| Task details |
Pull out every line below that holds the word "CHILDREN".
___ Given data
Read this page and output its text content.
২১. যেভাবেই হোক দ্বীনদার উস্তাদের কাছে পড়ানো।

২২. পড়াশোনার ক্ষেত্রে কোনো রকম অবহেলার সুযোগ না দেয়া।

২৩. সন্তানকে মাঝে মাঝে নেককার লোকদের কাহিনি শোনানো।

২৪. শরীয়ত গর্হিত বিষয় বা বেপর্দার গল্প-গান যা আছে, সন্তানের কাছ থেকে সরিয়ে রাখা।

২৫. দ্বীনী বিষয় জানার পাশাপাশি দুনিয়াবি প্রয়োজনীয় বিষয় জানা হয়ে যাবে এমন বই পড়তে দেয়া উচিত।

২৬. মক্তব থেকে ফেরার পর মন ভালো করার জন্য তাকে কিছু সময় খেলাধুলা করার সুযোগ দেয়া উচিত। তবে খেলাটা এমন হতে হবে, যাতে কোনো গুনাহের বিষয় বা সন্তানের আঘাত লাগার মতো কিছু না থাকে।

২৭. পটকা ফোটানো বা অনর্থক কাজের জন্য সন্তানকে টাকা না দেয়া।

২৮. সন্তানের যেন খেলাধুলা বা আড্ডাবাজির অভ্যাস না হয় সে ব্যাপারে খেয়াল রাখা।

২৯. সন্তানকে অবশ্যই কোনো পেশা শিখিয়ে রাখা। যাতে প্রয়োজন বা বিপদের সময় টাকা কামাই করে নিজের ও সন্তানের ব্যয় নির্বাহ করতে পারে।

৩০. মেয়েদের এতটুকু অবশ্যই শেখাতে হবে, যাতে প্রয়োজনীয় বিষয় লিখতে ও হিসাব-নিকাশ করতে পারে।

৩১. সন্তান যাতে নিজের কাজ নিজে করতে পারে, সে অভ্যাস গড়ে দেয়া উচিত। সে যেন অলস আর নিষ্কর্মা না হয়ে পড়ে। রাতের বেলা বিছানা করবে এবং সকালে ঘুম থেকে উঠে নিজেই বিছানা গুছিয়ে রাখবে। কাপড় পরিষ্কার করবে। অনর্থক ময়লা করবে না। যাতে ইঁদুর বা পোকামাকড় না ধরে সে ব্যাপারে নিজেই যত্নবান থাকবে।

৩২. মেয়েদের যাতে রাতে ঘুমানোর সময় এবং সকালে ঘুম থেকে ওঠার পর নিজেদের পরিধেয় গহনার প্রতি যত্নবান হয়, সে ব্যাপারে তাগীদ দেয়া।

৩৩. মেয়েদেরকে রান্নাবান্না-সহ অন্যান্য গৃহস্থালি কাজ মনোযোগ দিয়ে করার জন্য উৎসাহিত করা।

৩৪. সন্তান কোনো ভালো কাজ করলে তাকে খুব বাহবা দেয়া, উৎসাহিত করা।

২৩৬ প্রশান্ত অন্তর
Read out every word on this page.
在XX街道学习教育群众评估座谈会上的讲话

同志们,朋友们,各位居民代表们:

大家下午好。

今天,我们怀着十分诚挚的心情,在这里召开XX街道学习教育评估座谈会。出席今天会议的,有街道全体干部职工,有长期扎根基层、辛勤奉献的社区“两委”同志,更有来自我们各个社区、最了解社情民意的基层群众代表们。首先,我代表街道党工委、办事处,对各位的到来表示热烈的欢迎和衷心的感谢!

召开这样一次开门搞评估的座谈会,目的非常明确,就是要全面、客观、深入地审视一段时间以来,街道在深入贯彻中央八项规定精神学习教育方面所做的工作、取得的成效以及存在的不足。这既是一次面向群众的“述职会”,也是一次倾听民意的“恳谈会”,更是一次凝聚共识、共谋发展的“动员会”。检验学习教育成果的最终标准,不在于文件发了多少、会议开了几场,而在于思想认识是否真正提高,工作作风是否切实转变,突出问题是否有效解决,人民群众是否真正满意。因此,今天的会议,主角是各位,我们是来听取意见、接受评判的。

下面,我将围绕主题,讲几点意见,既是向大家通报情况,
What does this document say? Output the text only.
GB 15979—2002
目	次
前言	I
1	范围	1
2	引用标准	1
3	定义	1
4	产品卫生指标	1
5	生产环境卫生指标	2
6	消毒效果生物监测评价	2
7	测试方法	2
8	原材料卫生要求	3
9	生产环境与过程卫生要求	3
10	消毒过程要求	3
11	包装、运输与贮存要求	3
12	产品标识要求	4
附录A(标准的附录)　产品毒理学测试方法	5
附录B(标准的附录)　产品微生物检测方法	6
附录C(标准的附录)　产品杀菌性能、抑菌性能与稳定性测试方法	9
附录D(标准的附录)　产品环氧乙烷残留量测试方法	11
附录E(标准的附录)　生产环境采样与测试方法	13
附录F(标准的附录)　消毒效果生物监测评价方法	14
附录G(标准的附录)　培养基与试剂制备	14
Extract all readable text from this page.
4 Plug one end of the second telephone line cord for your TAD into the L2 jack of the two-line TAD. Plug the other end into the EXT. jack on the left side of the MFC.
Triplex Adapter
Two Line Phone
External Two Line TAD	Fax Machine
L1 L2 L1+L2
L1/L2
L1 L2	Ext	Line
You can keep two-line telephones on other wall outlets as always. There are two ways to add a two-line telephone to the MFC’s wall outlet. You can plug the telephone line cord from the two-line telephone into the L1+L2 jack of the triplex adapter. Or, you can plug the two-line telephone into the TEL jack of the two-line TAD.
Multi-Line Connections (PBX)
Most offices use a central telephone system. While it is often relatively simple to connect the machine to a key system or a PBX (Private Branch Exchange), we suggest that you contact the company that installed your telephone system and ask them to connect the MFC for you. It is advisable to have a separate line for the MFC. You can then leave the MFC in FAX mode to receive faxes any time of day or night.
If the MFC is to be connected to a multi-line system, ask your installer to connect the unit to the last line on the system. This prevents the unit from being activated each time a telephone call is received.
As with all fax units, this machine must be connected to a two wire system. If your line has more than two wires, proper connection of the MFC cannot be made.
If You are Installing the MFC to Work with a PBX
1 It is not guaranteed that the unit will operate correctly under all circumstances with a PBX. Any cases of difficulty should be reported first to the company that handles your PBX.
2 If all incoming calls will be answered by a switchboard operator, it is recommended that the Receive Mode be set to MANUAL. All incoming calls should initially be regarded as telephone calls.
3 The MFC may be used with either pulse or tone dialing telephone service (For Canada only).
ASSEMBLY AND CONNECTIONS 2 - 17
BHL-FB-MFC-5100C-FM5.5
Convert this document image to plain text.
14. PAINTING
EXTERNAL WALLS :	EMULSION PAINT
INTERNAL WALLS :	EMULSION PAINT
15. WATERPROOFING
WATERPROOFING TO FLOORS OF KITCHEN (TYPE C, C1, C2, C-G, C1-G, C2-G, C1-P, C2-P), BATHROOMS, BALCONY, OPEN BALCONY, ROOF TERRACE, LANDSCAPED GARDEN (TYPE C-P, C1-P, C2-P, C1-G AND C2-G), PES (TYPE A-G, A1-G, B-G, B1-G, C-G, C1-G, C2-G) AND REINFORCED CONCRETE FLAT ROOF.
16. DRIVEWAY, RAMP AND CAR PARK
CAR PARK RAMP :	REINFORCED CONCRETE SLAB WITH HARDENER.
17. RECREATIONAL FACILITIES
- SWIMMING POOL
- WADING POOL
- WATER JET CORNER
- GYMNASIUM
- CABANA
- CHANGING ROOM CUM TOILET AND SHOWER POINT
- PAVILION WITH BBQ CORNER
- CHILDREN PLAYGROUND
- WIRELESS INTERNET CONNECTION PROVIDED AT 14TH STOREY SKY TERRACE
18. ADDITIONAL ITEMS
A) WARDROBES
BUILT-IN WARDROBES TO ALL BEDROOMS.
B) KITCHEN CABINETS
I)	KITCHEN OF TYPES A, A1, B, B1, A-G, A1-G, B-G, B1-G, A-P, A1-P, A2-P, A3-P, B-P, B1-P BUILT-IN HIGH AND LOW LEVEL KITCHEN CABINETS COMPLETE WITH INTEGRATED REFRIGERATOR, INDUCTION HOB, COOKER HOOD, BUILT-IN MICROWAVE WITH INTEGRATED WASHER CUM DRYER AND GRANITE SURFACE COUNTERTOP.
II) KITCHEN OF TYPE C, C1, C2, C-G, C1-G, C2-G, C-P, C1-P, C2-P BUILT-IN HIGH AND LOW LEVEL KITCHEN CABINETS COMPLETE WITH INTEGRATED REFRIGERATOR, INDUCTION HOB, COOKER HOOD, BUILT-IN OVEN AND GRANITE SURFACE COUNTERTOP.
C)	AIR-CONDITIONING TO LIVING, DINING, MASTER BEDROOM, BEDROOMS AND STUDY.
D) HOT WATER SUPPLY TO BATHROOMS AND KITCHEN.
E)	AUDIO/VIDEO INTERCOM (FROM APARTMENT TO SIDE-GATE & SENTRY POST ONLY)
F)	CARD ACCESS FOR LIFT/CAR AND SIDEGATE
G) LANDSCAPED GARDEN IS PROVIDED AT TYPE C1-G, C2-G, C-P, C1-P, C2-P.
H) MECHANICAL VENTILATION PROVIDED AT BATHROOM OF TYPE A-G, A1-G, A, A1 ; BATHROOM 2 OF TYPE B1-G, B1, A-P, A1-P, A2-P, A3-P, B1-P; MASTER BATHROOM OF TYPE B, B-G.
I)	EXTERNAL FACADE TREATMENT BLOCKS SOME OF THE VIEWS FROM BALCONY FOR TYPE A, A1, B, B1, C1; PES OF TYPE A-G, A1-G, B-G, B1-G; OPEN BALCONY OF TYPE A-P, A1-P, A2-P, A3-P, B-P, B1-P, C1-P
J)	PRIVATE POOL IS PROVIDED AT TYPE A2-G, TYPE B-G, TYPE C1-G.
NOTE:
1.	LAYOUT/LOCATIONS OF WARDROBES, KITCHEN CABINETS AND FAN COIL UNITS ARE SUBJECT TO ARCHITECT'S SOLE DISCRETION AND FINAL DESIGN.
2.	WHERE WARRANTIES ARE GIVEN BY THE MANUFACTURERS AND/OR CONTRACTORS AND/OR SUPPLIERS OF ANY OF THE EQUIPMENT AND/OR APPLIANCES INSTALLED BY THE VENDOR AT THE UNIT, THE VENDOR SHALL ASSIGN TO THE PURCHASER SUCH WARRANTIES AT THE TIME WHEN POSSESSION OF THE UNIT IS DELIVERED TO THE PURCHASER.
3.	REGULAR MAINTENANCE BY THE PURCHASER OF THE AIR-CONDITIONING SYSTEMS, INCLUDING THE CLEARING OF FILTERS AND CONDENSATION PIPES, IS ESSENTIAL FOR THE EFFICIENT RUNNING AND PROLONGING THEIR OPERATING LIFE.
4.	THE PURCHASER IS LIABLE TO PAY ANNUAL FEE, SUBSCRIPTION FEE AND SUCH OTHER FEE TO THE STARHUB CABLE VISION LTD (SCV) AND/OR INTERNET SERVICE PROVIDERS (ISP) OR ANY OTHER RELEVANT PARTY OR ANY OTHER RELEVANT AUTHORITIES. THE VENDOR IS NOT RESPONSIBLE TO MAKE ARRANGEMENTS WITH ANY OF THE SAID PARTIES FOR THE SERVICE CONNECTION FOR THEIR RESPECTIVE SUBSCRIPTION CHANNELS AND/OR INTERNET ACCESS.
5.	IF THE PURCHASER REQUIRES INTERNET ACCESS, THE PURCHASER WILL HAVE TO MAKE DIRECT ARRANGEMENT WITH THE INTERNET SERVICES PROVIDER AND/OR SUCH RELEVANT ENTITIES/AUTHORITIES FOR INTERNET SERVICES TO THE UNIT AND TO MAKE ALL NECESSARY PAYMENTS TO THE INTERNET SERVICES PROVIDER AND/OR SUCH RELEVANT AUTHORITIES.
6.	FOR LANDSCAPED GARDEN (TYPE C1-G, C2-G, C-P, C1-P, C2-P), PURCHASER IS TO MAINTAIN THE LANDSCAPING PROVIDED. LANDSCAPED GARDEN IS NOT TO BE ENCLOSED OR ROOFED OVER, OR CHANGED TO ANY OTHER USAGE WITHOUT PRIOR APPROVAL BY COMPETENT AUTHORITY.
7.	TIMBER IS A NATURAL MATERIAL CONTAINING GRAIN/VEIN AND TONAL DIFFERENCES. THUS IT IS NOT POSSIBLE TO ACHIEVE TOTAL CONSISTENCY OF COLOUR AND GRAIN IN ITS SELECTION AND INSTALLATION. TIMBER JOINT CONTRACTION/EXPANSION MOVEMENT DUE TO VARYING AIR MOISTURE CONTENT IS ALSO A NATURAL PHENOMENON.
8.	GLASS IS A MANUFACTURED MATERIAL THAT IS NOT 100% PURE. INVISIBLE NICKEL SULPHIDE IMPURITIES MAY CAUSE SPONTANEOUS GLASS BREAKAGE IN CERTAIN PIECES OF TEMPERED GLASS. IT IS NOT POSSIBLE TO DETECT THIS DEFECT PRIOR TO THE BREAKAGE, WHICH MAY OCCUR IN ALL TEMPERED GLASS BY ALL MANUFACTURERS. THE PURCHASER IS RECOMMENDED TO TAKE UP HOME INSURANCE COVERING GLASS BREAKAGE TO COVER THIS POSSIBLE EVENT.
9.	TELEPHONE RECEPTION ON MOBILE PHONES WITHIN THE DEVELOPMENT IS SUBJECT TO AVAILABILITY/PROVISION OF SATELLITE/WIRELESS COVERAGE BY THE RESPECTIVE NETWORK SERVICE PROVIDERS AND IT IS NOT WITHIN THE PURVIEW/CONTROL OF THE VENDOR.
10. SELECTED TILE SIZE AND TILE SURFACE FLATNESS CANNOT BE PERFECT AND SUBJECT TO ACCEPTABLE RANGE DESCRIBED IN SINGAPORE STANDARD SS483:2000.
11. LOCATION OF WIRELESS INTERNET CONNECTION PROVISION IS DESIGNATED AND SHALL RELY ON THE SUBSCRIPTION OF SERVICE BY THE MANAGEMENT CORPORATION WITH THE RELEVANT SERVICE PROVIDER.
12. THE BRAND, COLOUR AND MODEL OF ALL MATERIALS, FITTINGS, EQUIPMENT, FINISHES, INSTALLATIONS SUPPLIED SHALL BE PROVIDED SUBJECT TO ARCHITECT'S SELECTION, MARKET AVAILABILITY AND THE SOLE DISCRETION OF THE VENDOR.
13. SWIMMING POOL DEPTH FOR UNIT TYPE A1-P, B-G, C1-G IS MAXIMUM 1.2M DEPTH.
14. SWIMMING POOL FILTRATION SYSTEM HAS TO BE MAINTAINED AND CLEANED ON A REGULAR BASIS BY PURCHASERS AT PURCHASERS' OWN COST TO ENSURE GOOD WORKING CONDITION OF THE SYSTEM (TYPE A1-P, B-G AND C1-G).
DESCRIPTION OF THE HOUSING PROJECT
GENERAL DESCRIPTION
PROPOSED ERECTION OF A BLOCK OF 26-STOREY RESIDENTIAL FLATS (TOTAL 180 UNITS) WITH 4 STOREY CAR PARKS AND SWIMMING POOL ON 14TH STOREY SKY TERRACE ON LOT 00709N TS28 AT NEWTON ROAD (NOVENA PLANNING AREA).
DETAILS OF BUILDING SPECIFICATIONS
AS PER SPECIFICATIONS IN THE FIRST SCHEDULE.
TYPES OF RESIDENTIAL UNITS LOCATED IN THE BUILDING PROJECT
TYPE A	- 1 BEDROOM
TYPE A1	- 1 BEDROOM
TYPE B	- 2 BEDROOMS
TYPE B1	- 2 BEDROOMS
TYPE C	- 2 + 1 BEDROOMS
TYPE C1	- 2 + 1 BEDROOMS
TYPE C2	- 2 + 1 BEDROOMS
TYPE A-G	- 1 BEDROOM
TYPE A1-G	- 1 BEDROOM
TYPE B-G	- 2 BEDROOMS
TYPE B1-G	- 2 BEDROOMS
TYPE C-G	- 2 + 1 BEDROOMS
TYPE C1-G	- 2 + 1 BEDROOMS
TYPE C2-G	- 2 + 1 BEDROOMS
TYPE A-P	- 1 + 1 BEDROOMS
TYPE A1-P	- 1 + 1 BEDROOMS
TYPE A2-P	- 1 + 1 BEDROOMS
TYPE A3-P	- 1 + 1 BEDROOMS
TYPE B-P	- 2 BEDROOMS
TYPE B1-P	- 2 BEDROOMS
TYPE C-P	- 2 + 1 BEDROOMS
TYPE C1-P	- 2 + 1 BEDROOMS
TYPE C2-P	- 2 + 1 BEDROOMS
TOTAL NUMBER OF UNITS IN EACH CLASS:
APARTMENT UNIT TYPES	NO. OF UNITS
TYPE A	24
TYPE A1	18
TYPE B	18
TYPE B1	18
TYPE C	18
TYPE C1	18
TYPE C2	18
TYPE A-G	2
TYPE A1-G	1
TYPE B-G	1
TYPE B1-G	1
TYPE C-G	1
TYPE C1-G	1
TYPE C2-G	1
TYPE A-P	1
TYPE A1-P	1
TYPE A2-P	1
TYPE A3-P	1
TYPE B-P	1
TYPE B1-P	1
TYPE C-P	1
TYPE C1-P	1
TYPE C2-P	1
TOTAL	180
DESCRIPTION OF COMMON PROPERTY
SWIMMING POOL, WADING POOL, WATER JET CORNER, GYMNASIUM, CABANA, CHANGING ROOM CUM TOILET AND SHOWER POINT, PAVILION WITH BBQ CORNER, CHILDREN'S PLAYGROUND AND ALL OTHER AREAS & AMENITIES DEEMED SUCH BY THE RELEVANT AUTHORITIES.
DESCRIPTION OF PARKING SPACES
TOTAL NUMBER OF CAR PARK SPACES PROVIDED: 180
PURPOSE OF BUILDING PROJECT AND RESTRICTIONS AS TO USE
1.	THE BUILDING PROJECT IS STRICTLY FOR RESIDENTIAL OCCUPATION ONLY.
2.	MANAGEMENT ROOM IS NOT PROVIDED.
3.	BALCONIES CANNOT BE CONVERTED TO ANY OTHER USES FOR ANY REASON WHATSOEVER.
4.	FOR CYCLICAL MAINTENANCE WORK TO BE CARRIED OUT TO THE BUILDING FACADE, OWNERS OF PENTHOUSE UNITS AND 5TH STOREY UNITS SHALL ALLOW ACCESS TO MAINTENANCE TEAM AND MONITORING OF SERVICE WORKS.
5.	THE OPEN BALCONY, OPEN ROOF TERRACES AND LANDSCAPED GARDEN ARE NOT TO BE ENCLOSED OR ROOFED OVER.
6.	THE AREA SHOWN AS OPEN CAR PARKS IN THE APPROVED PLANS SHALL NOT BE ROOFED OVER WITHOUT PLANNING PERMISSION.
______
| Solution to this problem |
- CHILDREN PLAYGROUND
SWIMMING POOL, WADING POOL, WATER JET CORNER, GYMNASIUM, CABANA, CHANGING ROOM CUM TOILET AND SHOWER POINT, PAVILION WITH BBQ CORNER, CHILDREN'S PLAYGROUND AND ALL OTHER AREAS & AMENITIES DEEMED SUCH BY THE RELEVANT AUTHORITIES.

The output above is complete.